(Given data)
******

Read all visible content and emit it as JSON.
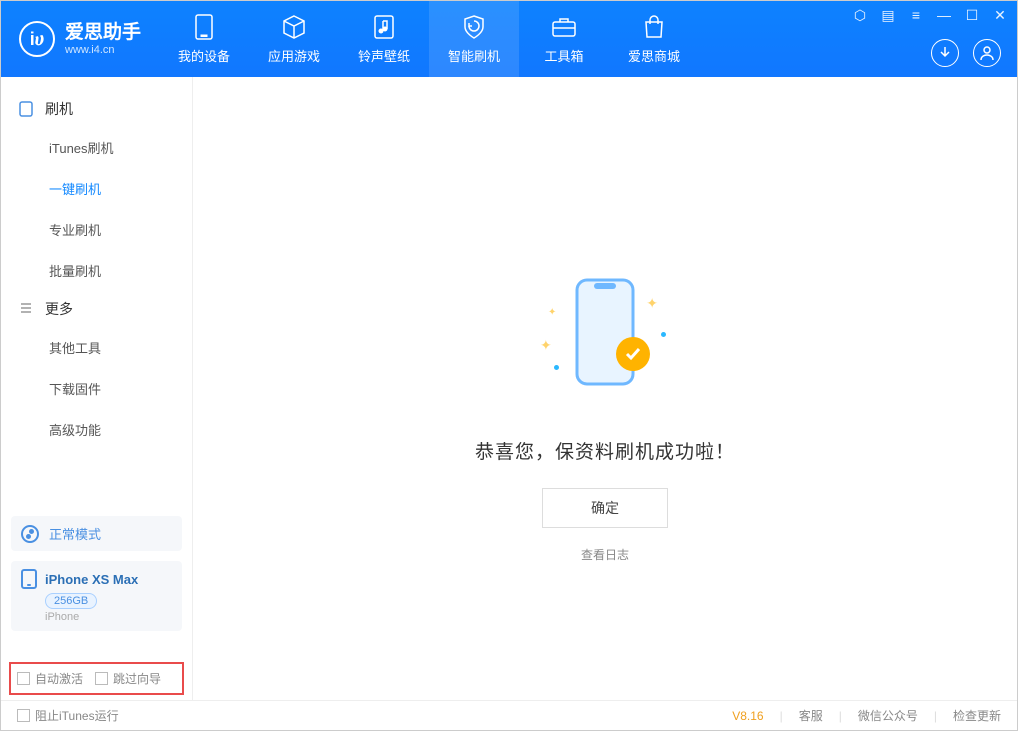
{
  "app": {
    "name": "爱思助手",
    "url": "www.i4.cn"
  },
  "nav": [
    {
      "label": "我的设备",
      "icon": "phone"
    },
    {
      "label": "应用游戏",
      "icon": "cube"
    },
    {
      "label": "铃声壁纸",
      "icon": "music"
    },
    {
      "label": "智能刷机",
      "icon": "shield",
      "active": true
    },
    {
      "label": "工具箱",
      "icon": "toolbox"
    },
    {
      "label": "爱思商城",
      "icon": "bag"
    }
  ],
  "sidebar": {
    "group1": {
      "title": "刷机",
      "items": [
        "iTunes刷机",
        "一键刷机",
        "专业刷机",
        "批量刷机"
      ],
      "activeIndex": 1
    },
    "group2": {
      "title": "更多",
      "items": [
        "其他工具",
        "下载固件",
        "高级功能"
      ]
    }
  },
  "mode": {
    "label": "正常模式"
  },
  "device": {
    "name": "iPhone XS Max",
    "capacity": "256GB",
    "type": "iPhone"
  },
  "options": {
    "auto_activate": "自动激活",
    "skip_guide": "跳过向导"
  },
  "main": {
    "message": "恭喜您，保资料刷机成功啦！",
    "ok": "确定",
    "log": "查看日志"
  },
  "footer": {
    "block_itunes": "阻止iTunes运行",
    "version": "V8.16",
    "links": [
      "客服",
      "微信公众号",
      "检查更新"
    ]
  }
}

******

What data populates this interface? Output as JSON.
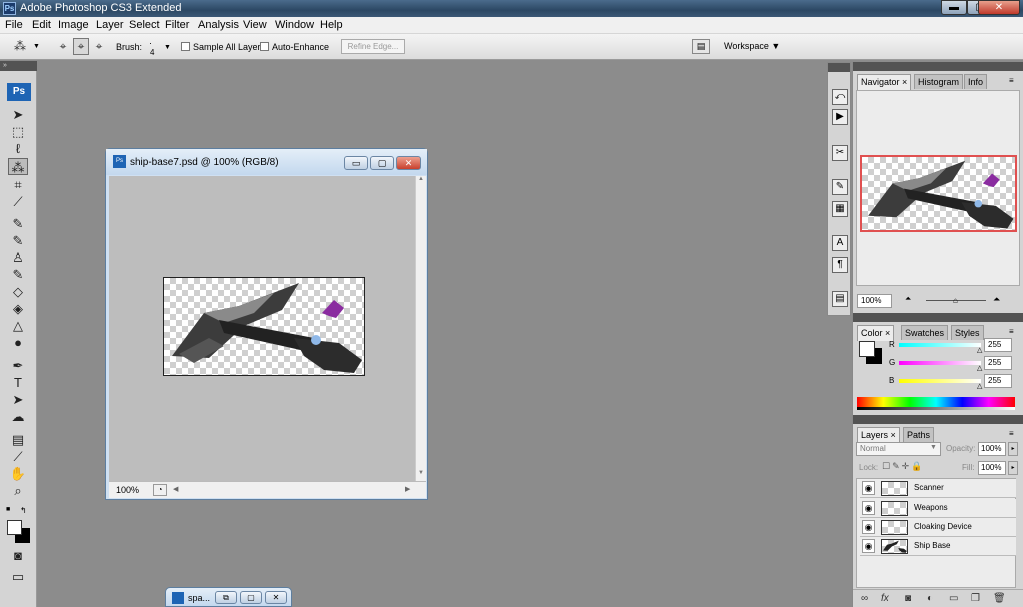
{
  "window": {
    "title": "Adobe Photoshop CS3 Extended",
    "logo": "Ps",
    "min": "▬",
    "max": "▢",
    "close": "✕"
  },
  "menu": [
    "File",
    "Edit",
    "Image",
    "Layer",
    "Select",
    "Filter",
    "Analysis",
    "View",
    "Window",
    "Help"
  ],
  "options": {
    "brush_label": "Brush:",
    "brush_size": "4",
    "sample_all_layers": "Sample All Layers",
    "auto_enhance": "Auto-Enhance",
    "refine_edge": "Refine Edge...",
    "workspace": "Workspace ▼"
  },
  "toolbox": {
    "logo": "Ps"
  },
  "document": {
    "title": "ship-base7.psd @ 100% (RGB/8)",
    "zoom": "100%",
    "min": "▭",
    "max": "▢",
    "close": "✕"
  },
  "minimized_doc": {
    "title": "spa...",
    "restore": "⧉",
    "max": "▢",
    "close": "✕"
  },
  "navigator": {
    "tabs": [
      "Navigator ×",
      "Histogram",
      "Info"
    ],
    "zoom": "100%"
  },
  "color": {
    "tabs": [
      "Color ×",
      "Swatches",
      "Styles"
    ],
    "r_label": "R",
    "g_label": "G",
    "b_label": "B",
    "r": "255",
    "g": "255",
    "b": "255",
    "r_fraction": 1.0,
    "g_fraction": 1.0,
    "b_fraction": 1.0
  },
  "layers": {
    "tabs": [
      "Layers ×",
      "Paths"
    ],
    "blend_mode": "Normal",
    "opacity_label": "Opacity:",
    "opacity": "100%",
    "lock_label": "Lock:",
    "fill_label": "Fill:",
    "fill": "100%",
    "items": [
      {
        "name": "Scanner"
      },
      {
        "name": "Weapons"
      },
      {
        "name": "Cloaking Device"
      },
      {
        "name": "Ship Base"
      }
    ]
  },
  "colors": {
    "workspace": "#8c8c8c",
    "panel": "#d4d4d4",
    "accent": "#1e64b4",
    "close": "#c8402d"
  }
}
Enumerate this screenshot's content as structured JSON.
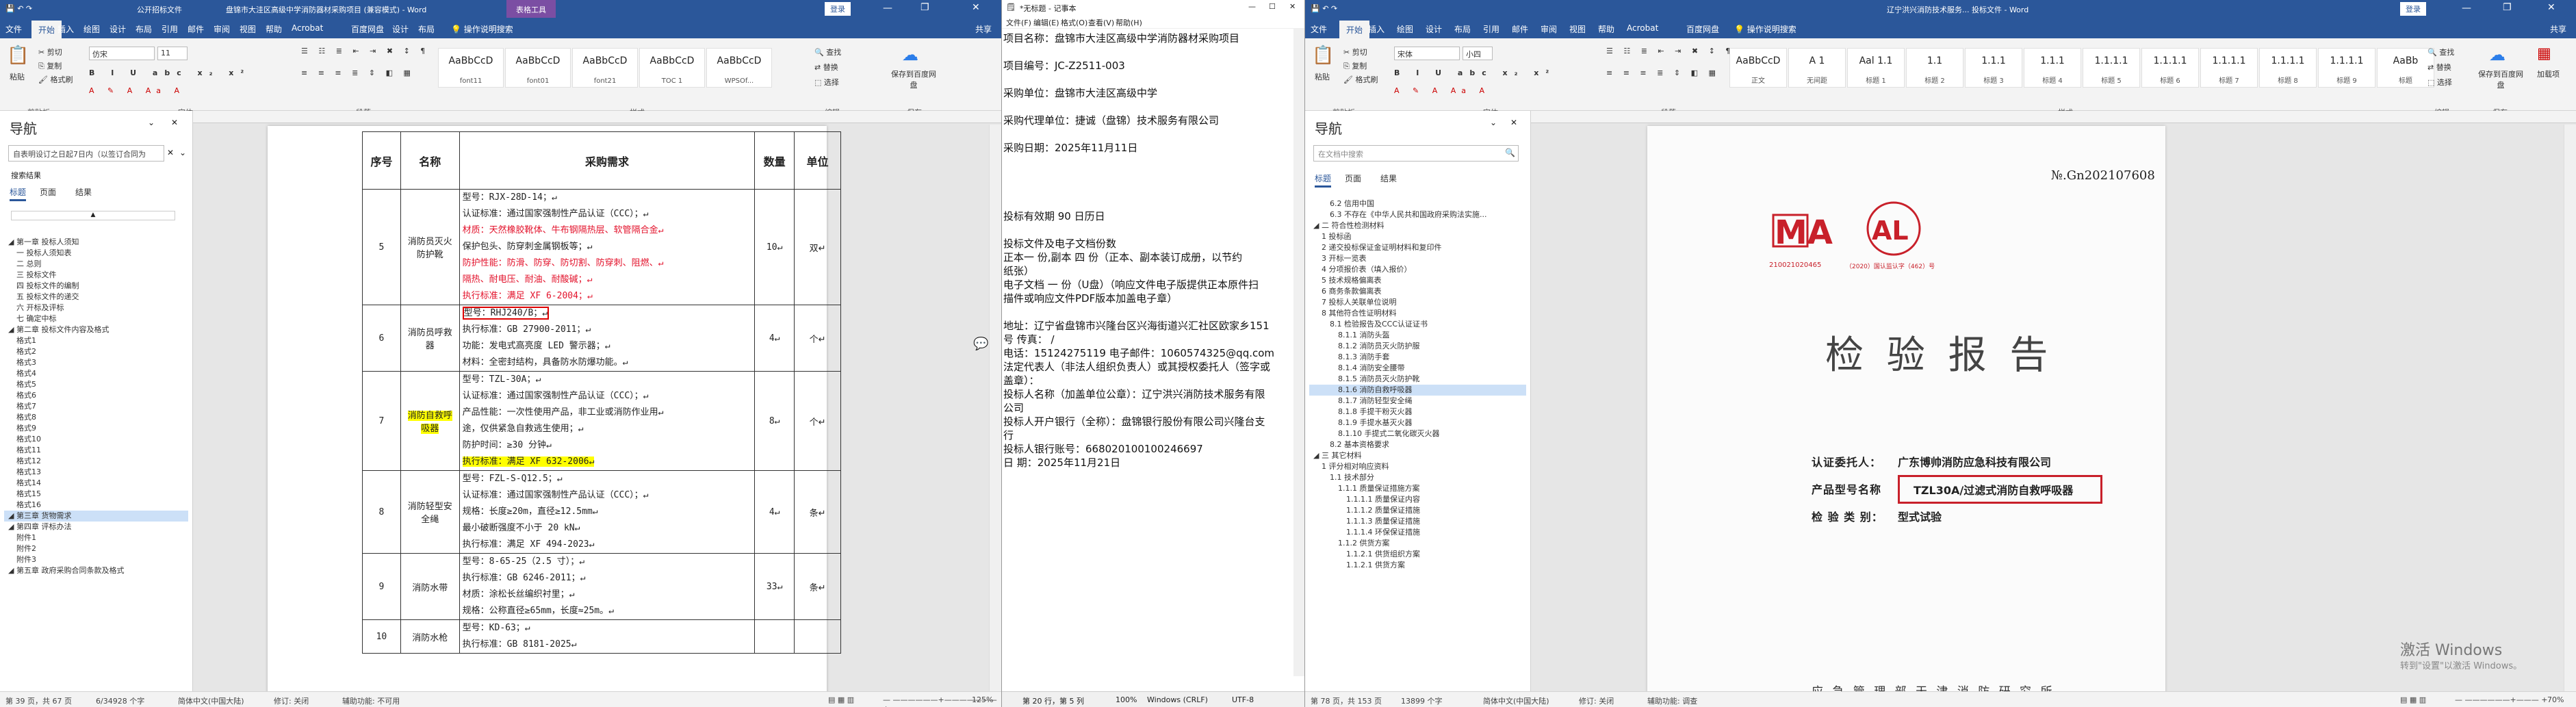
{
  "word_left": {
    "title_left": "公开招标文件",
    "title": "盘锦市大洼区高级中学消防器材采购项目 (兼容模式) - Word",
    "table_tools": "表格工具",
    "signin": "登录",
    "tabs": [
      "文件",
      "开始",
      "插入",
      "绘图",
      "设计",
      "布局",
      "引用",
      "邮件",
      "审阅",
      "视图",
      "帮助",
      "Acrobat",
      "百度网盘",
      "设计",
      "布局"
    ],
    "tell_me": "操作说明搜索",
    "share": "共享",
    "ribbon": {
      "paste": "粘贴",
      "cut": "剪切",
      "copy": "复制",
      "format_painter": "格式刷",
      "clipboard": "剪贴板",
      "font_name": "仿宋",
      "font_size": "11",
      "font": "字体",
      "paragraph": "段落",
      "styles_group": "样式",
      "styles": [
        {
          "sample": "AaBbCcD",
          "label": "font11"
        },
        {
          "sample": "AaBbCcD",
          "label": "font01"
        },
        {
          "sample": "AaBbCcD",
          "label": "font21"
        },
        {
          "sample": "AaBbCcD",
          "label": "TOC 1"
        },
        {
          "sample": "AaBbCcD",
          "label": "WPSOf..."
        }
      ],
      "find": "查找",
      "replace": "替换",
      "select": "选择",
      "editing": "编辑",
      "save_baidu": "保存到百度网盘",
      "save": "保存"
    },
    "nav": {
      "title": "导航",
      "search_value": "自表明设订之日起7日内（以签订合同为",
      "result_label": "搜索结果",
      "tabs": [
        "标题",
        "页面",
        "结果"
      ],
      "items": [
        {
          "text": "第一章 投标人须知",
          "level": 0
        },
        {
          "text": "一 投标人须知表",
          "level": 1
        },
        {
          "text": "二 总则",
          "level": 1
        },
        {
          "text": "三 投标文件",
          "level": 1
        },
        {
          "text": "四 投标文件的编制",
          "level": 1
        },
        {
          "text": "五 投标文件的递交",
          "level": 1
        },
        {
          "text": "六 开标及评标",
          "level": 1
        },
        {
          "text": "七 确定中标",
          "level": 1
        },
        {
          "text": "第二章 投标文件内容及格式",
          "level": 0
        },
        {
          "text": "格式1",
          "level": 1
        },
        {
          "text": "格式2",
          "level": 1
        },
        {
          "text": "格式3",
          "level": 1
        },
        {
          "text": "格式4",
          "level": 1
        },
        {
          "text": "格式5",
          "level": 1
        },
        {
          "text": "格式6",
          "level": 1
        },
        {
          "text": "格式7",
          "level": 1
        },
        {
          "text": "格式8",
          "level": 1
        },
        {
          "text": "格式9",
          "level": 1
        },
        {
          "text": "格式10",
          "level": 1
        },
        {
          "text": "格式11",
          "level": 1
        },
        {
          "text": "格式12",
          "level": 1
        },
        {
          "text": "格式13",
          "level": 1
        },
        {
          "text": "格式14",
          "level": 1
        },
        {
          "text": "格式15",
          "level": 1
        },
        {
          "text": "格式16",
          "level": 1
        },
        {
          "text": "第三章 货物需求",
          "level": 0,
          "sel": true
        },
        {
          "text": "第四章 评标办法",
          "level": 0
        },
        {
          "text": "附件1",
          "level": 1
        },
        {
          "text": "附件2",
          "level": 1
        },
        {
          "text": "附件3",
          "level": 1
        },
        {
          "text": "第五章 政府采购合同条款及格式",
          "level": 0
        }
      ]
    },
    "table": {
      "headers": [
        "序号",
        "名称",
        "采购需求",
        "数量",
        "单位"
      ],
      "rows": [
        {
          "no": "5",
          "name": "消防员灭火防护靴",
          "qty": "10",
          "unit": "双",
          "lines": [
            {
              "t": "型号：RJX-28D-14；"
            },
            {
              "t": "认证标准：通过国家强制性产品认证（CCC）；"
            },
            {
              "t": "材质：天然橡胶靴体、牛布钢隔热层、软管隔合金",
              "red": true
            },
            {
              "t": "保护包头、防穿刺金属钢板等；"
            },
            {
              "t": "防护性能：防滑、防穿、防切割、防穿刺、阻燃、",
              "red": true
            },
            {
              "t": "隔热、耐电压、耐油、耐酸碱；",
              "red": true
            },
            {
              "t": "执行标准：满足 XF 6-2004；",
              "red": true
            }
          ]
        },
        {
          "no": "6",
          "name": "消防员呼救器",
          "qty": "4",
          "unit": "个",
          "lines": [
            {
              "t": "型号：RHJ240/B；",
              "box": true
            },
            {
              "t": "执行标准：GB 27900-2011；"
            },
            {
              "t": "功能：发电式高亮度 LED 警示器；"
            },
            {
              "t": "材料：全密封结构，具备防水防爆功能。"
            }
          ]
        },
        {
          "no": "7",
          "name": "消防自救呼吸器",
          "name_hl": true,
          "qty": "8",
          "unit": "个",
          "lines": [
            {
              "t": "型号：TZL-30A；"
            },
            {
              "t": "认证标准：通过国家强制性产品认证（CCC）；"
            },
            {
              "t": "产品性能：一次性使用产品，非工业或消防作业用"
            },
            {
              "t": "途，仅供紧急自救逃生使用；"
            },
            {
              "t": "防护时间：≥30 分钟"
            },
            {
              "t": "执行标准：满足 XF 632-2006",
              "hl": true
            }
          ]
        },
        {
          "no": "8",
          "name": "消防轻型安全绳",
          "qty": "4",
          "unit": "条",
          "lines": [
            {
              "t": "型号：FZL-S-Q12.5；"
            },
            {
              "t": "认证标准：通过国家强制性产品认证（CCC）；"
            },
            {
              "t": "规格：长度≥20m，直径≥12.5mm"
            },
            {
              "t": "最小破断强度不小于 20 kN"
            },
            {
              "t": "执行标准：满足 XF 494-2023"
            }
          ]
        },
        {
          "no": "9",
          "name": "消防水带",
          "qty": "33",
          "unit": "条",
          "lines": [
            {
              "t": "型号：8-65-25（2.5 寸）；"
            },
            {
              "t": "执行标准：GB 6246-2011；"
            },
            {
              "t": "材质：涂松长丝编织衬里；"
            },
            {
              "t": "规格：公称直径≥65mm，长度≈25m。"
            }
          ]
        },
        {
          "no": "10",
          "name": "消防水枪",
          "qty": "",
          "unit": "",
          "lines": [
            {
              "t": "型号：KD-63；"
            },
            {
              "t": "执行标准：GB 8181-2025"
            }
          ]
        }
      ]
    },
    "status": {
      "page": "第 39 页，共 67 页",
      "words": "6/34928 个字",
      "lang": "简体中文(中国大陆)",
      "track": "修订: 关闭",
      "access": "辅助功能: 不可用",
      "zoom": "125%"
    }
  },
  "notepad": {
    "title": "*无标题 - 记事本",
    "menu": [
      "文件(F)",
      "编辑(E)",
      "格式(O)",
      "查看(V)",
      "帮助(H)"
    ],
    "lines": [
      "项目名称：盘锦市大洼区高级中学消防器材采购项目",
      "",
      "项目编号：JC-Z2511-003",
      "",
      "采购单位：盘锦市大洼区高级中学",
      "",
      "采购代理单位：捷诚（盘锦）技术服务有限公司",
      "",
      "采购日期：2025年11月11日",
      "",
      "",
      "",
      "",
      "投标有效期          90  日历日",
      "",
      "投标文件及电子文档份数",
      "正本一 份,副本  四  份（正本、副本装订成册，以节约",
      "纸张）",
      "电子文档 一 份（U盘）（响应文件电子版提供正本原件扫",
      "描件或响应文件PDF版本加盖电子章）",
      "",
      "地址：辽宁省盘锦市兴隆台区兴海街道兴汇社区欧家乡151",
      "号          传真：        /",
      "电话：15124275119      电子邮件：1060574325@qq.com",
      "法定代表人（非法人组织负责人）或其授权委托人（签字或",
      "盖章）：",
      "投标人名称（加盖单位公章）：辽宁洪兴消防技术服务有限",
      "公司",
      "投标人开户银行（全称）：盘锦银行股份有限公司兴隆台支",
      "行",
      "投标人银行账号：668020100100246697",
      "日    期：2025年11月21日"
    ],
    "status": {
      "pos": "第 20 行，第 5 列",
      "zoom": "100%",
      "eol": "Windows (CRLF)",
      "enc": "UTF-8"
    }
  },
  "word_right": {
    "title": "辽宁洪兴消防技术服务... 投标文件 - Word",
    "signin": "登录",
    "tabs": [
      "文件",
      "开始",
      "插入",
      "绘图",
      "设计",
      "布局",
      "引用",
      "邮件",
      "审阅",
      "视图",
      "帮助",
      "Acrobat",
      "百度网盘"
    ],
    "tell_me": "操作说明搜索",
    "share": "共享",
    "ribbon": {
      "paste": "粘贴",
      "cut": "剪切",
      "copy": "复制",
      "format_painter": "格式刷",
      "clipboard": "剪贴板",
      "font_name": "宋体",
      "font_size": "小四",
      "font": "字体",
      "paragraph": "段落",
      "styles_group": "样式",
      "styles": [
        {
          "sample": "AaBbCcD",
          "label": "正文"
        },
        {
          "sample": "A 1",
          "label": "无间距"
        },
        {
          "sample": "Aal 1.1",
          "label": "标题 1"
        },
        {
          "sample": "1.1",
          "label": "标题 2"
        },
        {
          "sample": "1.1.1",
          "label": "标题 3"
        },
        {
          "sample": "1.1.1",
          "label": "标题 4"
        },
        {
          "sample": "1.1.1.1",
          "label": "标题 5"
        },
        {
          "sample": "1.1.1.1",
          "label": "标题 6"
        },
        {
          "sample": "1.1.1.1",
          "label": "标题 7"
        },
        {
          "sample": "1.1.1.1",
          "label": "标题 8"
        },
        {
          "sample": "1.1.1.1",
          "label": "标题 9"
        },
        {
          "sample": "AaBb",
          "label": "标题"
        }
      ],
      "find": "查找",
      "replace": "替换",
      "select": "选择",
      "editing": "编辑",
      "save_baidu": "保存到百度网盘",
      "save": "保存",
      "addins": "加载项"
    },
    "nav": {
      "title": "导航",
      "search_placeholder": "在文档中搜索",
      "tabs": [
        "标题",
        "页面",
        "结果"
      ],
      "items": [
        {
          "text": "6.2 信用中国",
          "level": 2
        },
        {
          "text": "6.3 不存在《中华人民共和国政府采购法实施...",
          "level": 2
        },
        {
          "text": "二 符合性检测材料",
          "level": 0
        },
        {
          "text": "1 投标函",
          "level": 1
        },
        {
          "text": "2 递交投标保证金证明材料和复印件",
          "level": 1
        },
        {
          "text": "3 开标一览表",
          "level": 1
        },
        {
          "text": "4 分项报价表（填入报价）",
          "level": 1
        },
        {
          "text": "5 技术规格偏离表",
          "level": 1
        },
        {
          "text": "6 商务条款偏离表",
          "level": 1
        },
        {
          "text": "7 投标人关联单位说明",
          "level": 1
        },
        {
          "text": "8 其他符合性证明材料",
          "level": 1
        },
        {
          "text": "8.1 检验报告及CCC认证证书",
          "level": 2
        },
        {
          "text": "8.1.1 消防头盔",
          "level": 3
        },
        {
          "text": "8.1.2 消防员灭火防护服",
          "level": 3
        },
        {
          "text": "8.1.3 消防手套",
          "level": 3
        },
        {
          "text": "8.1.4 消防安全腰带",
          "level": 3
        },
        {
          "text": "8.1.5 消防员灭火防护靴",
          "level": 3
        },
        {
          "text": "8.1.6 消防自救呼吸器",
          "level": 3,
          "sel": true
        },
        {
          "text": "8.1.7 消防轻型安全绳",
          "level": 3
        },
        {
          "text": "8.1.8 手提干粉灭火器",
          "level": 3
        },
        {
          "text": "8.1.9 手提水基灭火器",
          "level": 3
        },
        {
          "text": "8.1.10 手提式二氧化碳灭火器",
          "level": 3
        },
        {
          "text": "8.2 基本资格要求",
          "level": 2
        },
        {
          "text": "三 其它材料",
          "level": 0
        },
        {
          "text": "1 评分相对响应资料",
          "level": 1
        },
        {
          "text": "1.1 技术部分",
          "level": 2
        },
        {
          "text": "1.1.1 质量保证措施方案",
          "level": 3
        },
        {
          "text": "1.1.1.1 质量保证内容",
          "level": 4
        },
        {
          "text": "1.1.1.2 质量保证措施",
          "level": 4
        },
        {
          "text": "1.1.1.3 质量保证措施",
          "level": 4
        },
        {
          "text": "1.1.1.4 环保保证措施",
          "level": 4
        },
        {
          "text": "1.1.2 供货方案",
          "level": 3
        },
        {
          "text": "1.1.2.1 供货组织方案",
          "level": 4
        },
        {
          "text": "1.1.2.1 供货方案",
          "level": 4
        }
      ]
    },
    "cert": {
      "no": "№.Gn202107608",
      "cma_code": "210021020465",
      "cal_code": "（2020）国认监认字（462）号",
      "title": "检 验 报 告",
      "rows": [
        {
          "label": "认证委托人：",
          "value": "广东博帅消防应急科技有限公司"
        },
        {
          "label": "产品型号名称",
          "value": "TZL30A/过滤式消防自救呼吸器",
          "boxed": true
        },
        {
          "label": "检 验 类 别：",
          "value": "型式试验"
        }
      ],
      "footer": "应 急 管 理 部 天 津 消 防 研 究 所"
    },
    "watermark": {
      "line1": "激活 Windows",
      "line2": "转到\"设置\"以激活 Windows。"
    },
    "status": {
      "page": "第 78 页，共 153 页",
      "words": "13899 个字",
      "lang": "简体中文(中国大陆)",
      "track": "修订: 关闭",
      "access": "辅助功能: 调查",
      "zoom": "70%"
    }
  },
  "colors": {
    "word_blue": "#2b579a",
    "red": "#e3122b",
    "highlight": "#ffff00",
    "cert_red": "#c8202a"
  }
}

******

Set out every line from the material that contains the string "zoom".

    "zoom": "100%",
    "zoom": "100%"
      "zoom": "125%"
      "zoom": "100%",
      "zoom": "70%"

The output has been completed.